For attack speed, agility mattered a lot up to about 15-17ish, and then it hit some sort of diminishing returns. If you then went into elf territory (25ish agility), the difference was noticeable again; but if offense and weapon skills were high, it made up for a lower agility score. There's a cap on attack speed of about 3 seconds per round, and even with middling agility you would hit that cap if your skills were high. A character with average agility and low skills would have a shitty attack speed, but with high skills he'd be fine, and higher agility plus high skills didn't seem to improve attack speed even further. Agility is great when your skills are low but tapers off in the long run.
If you can get a human up to 22 agility, it's pretty strong. That's +15 to offense, defense and all the active combat skill checks. It makes a noticeable difference. Only actually possible via magic/rings, of course. Agility between 7 and 15 has no impact on these rolls, and the bonus at 16-18 is only +5, so you either go for high agility or ignore it altogether. If you're making a strength character (age 31 is the first point at which you no longer get a strength penalty), you have -1 agility and cannot get 19 for +10, so there's very little reason to care about the stat unless Godspeed is available to you. Dwarves can't get 19 at all unless it's a miscreant, which... yeah, why.
If you make an agility-based character and expect to win PvP fights in straight DIKU combat, you kinda have to resort to poisons or backstab. Otherwise it's just too easy for the opponent to flee (or beat you) because most of your hits will be nicks/lightly. In PvE it's a little less important because mobs just stay put. If there were things to fight with 1k+ hp, agility might match up to strength, but in reality you just want to fish for headshots and multiply that strength bonus to end the fight asap.

PROBLEM DESCRIPTION. In the text on agility, what is the approximate cap on attack speed? Rely only on the text above for this.

Labeled box data:
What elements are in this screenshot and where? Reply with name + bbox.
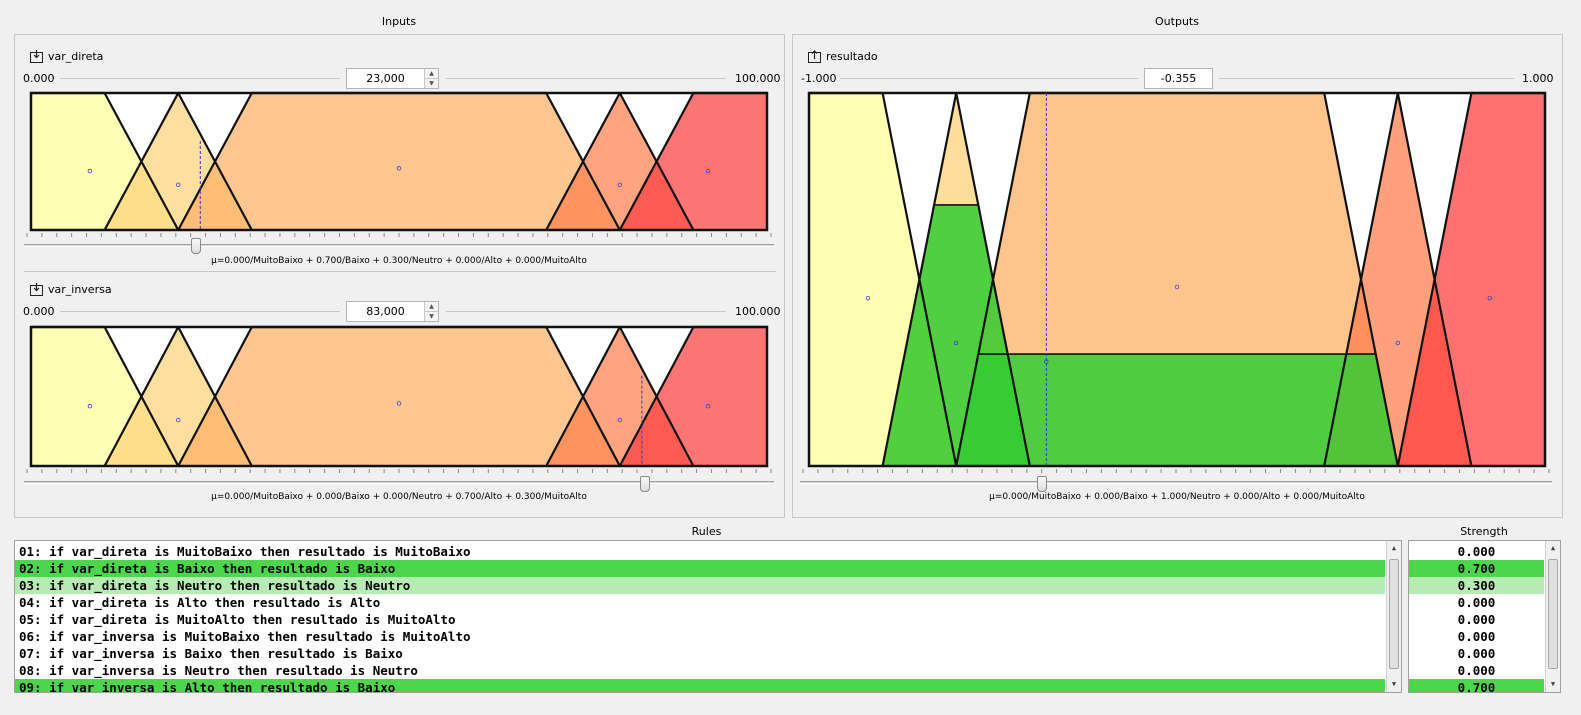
resultado-value: -0.355	[1160, 72, 1197, 85]
resultado-slider-handle	[1036, 476, 1047, 492]
var-direta-slider-handle[interactable]	[191, 238, 202, 254]
var-inversa-max: 100.000	[735, 305, 781, 318]
rule-strength-value: 0.000	[1457, 612, 1496, 627]
rules-list[interactable]: 01: if var_direta is MuitoBaixo then res…	[14, 540, 1402, 693]
export-icon	[808, 50, 821, 63]
var-inversa-value-spinbox[interactable]: 83,000 ▲ ▼	[346, 301, 439, 322]
var-inversa-plot	[29, 325, 769, 468]
rule-row[interactable]: 02: if var_direta is Baixo then resultad…	[15, 560, 1385, 577]
rule-row[interactable]: 06: if var_inversa is MuitoBaixo then re…	[15, 628, 1385, 645]
spin-down-icon[interactable]: ▼	[425, 312, 438, 321]
var-inversa-min: 0.000	[23, 305, 55, 318]
strength-scrollbar[interactable]: ▲ ▼	[1545, 541, 1560, 692]
rule-row[interactable]: 07: if var_inversa is Baixo then resulta…	[15, 645, 1385, 662]
resultado-membership: μ=0.000/MuitoBaixo + 0.000/Baixo + 1.000…	[989, 492, 1365, 502]
resultado-name: resultado	[826, 50, 878, 63]
resultado-header: resultado	[808, 50, 878, 63]
var-direta-header: var_direta	[30, 50, 103, 63]
rule-row[interactable]: 08: if var_inversa is Neutro then result…	[15, 662, 1385, 679]
strength-list[interactable]: 0.000 0.700 0.300 0.000 0.000 0.000 0.000 0.000…	[1408, 540, 1561, 693]
inputs-title: Inputs	[381, 15, 417, 28]
rule-row[interactable]: 04: if var_direta is Alto then resultado…	[15, 594, 1385, 611]
resultado-slider-track	[800, 481, 1552, 484]
outputs-title: Outputs	[1155, 15, 1199, 28]
resultado-plot	[807, 91, 1547, 468]
rule-strength-value: 0.000	[1457, 646, 1496, 661]
var-direta-membership: μ=0.000/MuitoBaixo + 0.700/Baixo + 0.300…	[211, 256, 587, 266]
resultado-value-box: -0.355	[1144, 68, 1213, 89]
scroll-down-icon[interactable]: ▼	[1546, 677, 1560, 692]
strength-title: Strength	[1460, 525, 1508, 538]
var-inversa-membership: μ=0.000/MuitoBaixo + 0.000/Baixo + 0.000…	[211, 492, 587, 502]
spin-down-icon[interactable]: ▼	[425, 79, 438, 88]
rule-strength-value: 0.700	[1409, 560, 1544, 577]
var-direta-max: 100.000	[735, 72, 781, 85]
rule-strength-value: 0.300	[1409, 577, 1544, 594]
rule-strength-value: 0.000	[1457, 595, 1496, 610]
rule-row[interactable]: 09: if var_inversa is Alto then resultad…	[15, 679, 1385, 692]
rule-row[interactable]: 05: if var_direta is MuitoAlto then resu…	[15, 611, 1385, 628]
var-inversa-header: var_inversa	[30, 283, 112, 296]
rules-scrollbar[interactable]: ▲ ▼	[1386, 541, 1401, 692]
var-inversa-slider-track	[24, 481, 774, 484]
var-direta-value: 23,000	[366, 72, 405, 85]
var-inversa-name: var_inversa	[48, 283, 112, 296]
activated-neutro-area	[955, 353, 1399, 467]
var-direta-plot	[29, 91, 769, 232]
rules-scroll-thumb[interactable]	[1389, 559, 1399, 669]
rule-row[interactable]: 03: if var_direta is Neutro then resulta…	[15, 577, 1385, 594]
resultado-max: 1.000	[1522, 72, 1554, 85]
rule-strength-value: 0.000	[1457, 663, 1496, 678]
var-direta-min: 0.000	[23, 72, 55, 85]
rule-strength-value: 0.000	[1457, 629, 1496, 644]
term-neutro-area	[178, 93, 620, 230]
scroll-up-icon[interactable]: ▲	[1546, 541, 1560, 556]
rule-row[interactable]: 01: if var_direta is MuitoBaixo then res…	[15, 543, 1385, 560]
term-neutro-area	[178, 327, 620, 466]
var-inversa-slider-handle[interactable]	[639, 476, 650, 492]
spin-up-icon[interactable]: ▲	[425, 302, 438, 312]
spin-up-icon[interactable]: ▲	[425, 69, 438, 79]
var-direta-name: var_direta	[48, 50, 104, 63]
resultado-min: -1.000	[801, 72, 837, 85]
var-inversa-value: 83,000	[366, 305, 405, 318]
var-direta-value-spinbox[interactable]: 23,000 ▲ ▼	[346, 68, 439, 89]
import-icon	[30, 50, 43, 63]
scroll-down-icon[interactable]: ▼	[1387, 677, 1401, 692]
rules-title: Rules	[691, 525, 722, 538]
scroll-up-icon[interactable]: ▲	[1387, 541, 1401, 556]
rule-strength-value: 0.000	[1457, 544, 1496, 559]
strength-scroll-thumb[interactable]	[1548, 559, 1558, 669]
import-icon	[30, 283, 43, 296]
rule-strength-value: 0.700	[1409, 679, 1544, 692]
var-direta-slider-track	[24, 244, 774, 247]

WRITTEN RESPONSE. About 3 seconds per round.